### What is required
Copy out all of the material, matching it word for word.

### Records provided
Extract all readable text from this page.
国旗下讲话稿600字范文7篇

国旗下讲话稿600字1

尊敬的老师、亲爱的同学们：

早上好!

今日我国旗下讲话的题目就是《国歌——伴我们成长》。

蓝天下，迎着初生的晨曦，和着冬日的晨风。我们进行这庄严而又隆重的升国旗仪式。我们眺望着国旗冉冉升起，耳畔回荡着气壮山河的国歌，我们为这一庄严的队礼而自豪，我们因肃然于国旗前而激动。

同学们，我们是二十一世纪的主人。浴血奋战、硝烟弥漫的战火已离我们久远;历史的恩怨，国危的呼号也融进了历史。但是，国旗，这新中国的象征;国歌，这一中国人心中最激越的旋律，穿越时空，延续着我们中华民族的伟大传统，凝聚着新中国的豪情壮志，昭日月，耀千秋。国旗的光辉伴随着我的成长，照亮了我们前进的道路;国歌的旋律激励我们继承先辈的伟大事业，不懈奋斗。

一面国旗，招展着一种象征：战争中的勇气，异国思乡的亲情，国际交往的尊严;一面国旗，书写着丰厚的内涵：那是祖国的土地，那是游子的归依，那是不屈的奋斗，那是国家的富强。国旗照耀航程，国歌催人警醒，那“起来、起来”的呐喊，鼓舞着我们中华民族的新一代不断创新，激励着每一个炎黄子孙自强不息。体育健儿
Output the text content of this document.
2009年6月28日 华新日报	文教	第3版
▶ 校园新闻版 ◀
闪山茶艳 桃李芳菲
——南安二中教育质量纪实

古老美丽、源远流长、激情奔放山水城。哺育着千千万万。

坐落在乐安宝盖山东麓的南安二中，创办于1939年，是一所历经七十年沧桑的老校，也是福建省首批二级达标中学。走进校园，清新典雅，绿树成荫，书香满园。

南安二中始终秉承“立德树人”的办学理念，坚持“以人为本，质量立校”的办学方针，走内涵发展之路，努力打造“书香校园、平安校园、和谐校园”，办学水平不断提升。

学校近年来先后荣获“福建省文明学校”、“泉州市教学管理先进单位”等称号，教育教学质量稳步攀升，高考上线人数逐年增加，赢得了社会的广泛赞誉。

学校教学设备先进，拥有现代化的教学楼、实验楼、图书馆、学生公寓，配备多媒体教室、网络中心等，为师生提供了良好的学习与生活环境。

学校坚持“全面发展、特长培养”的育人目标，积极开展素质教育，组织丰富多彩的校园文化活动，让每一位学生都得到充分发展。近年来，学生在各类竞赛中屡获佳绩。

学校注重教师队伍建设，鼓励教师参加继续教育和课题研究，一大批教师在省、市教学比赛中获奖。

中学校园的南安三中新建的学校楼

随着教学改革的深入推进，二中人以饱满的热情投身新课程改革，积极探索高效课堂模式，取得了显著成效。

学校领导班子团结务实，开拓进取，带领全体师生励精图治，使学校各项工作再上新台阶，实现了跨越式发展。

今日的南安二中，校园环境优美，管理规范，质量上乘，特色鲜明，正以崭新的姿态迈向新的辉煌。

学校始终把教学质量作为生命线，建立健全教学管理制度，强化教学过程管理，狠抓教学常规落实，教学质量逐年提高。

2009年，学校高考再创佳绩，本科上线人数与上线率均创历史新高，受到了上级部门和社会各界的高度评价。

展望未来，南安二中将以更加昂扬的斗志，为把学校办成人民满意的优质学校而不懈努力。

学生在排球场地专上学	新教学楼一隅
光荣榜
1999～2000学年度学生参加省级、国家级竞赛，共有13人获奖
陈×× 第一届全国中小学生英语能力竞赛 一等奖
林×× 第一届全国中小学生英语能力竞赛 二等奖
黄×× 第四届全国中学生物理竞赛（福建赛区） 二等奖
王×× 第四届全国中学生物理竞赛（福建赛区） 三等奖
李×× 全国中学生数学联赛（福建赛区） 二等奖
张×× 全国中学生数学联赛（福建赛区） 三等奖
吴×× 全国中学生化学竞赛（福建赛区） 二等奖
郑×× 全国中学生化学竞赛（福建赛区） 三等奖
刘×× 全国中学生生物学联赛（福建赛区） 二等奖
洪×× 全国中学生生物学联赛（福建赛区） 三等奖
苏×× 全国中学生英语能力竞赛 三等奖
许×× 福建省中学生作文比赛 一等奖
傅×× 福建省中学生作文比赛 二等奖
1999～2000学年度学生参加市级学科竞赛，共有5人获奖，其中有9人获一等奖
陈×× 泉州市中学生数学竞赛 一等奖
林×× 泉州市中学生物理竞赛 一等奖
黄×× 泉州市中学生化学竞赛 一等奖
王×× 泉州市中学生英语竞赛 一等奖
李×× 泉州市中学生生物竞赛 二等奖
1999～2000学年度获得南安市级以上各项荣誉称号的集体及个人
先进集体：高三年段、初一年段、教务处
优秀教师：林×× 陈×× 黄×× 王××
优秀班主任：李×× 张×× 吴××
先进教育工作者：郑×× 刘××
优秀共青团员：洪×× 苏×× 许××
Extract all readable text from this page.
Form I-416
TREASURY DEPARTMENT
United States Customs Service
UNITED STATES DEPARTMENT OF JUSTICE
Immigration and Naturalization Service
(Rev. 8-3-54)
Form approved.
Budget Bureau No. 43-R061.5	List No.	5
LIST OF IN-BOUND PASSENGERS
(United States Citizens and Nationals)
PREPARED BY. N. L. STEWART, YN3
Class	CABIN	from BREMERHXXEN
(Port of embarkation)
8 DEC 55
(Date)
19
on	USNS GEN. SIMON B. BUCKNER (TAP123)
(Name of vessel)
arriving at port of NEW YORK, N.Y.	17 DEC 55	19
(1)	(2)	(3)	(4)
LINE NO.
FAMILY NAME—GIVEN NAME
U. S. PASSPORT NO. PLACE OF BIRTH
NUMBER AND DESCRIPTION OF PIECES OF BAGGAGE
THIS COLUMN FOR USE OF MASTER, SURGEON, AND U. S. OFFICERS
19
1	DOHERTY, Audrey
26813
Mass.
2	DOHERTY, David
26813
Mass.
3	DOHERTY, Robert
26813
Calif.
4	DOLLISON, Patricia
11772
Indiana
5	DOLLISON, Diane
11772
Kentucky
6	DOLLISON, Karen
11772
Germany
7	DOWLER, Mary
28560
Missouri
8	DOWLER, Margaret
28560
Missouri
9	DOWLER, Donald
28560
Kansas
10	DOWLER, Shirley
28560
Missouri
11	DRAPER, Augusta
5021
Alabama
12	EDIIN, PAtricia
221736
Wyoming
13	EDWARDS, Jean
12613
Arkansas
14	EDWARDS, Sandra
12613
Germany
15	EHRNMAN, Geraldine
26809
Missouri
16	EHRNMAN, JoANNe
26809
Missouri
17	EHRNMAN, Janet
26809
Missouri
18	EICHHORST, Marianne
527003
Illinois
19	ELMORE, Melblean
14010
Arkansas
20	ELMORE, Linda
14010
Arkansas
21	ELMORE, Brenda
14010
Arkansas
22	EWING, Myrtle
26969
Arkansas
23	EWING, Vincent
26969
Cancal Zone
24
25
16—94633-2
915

### Exercise solution
Extract all readable text from this page.
国旗下讲话稿600字范文7篇

国旗下讲话稿600字1

尊敬的老师、亲爱的同学们：

早上好!

今日我国旗下讲话的题目就是《国歌——伴我们成长》。

蓝天下，迎着初生的晨曦，和着冬日的晨风。我们进行这庄严而又隆重的升国旗仪式。我们眺望着国旗冉冉升起，耳畔回荡着气壮山河的国歌，我们为这一庄严的队礼而自豪，我们因肃然于国旗前而激动。

同学们，我们是二十一世纪的主人。浴血奋战、硝烟弥漫的战火已离我们久远;历史的恩怨，国危的呼号也融进了历史。但是，国旗，这新中国的象征;国歌，这一中国人心中最激越的旋律，穿越时空，延续着我们中华民族的伟大传统，凝聚着新中国的豪情壮志，昭日月，耀千秋。国旗的光辉伴随着我的成长，照亮了我们前进的道路;国歌的旋律激励我们继承先辈的伟大事业，不懈奋斗。

一面国旗，招展着一种象征：战争中的勇气，异国思乡的亲情，国际交往的尊严;一面国旗，书写着丰厚的内涵：那是祖国的土地，那是游子的归依，那是不屈的奋斗，那是国家的富强。国旗照耀航程，国歌催人警醒，那“起来、起来”的呐喊，鼓舞着我们中华民族的新一代不断创新，激励着每一个炎黄子孙自强不息。体育健儿
Output the text content of this document.
2009年6月28日 华新日报	文教	第3版
▶ 校园新闻版 ◀
闪山茶艳 桃李芳菲
——南安二中教育质量纪实

古老美丽、源远流长、激情奔放山水城。哺育着千千万万。

坐落在乐安宝盖山东麓的南安二中，创办于1939年，是一所历经七十年沧桑的老校，也是福建省首批二级达标中学。走进校园，清新典雅，绿树成荫，书香满园。

南安二中始终秉承“立德树人”的办学理念，坚持“以人为本，质量立校”的办学方针，走内涵发展之路，努力打造“书香校园、平安校园、和谐校园”，办学水平不断提升。

学校近年来先后荣获“福建省文明学校”、“泉州市教学管理先进单位”等称号，教育教学质量稳步攀升，高考上线人数逐年增加，赢得了社会的广泛赞誉。

学校教学设备先进，拥有现代化的教学楼、实验楼、图书馆、学生公寓，配备多媒体教室、网络中心等，为师生提供了良好的学习与生活环境。

学校坚持“全面发展、特长培养”的育人目标，积极开展素质教育，组织丰富多彩的校园文化活动，让每一位学生都得到充分发展。近年来，学生在各类竞赛中屡获佳绩。

学校注重教师队伍建设，鼓励教师参加继续教育和课题研究，一大批教师在省、市教学比赛中获奖。

中学校园的南安三中新建的学校楼

随着教学改革的深入推进，二中人以饱满的热情投身新课程改革，积极探索高效课堂模式，取得了显著成效。

学校领导班子团结务实，开拓进取，带领全体师生励精图治，使学校各项工作再上新台阶，实现了跨越式发展。

今日的南安二中，校园环境优美，管理规范，质量上乘，特色鲜明，正以崭新的姿态迈向新的辉煌。

学校始终把教学质量作为生命线，建立健全教学管理制度，强化教学过程管理，狠抓教学常规落实，教学质量逐年提高。

2009年，学校高考再创佳绩，本科上线人数与上线率均创历史新高，受到了上级部门和社会各界的高度评价。

展望未来，南安二中将以更加昂扬的斗志，为把学校办成人民满意的优质学校而不懈努力。

学生在排球场地专上学	新教学楼一隅
光荣榜
1999～2000学年度学生参加省级、国家级竞赛，共有13人获奖
陈×× 第一届全国中小学生英语能力竞赛 一等奖
林×× 第一届全国中小学生英语能力竞赛 二等奖
黄×× 第四届全国中学生物理竞赛（福建赛区） 二等奖
王×× 第四届全国中学生物理竞赛（福建赛区） 三等奖
李×× 全国中学生数学联赛（福建赛区） 二等奖
张×× 全国中学生数学联赛（福建赛区） 三等奖
吴×× 全国中学生化学竞赛（福建赛区） 二等奖
郑×× 全国中学生化学竞赛（福建赛区） 三等奖
刘×× 全国中学生生物学联赛（福建赛区） 二等奖
洪×× 全国中学生生物学联赛（福建赛区） 三等奖
苏×× 全国中学生英语能力竞赛 三等奖
许×× 福建省中学生作文比赛 一等奖
傅×× 福建省中学生作文比赛 二等奖
1999～2000学年度学生参加市级学科竞赛，共有5人获奖，其中有9人获一等奖
陈×× 泉州市中学生数学竞赛 一等奖
林×× 泉州市中学生物理竞赛 一等奖
黄×× 泉州市中学生化学竞赛 一等奖
王×× 泉州市中学生英语竞赛 一等奖
李×× 泉州市中学生生物竞赛 二等奖
1999～2000学年度获得南安市级以上各项荣誉称号的集体及个人
先进集体：高三年段、初一年段、教务处
优秀教师：林×× 陈×× 黄×× 王××
优秀班主任：李×× 张×× 吴××
先进教育工作者：郑×× 刘××
优秀共青团员：洪×× 苏×× 许××
Extract all readable text from this page.
Form I-416
TREASURY DEPARTMENT
United States Customs Service
UNITED STATES DEPARTMENT OF JUSTICE
Immigration and Naturalization Service
(Rev. 8-3-54)
Form approved.
Budget Bureau No. 43-R061.5	List No.	5
LIST OF IN-BOUND PASSENGERS
(United States Citizens and Nationals)
PREPARED BY. N. L. STEWART, YN3
Class	CABIN	from BREMERHXXEN
(Port of embarkation)
8 DEC 55
(Date)
19
on	USNS GEN. SIMON B. BUCKNER (TAP123)
(Name of vessel)
arriving at port of NEW YORK, N.Y.	17 DEC 55	19
(1)	(2)	(3)	(4)
LINE NO.
FAMILY NAME—GIVEN NAME
U. S. PASSPORT NO. PLACE OF BIRTH
NUMBER AND DESCRIPTION OF PIECES OF BAGGAGE
THIS COLUMN FOR USE OF MASTER, SURGEON, AND U. S. OFFICERS
19
1	DOHERTY, Audrey
26813
Mass.
2	DOHERTY, David
26813
Mass.
3	DOHERTY, Robert
26813
Calif.
4	DOLLISON, Patricia
11772
Indiana
5	DOLLISON, Diane
11772
Kentucky
6	DOLLISON, Karen
11772
Germany
7	DOWLER, Mary
28560
Missouri
8	DOWLER, Margaret
28560
Missouri
9	DOWLER, Donald
28560
Kansas
10	DOWLER, Shirley
28560
Missouri
11	DRAPER, Augusta
5021
Alabama
12	EDIIN, PAtricia
221736
Wyoming
13	EDWARDS, Jean
12613
Arkansas
14	EDWARDS, Sandra
12613
Germany
15	EHRNMAN, Geraldine
26809
Missouri
16	EHRNMAN, JoANNe
26809
Missouri
17	EHRNMAN, Janet
26809
Missouri
18	EICHHORST, Marianne
527003
Illinois
19	ELMORE, Melblean
14010
Arkansas
20	ELMORE, Linda
14010
Arkansas
21	ELMORE, Brenda
14010
Arkansas
22	EWING, Myrtle
26969
Arkansas
23	EWING, Vincent
26969
Cancal Zone
24
25
16—94633-2
915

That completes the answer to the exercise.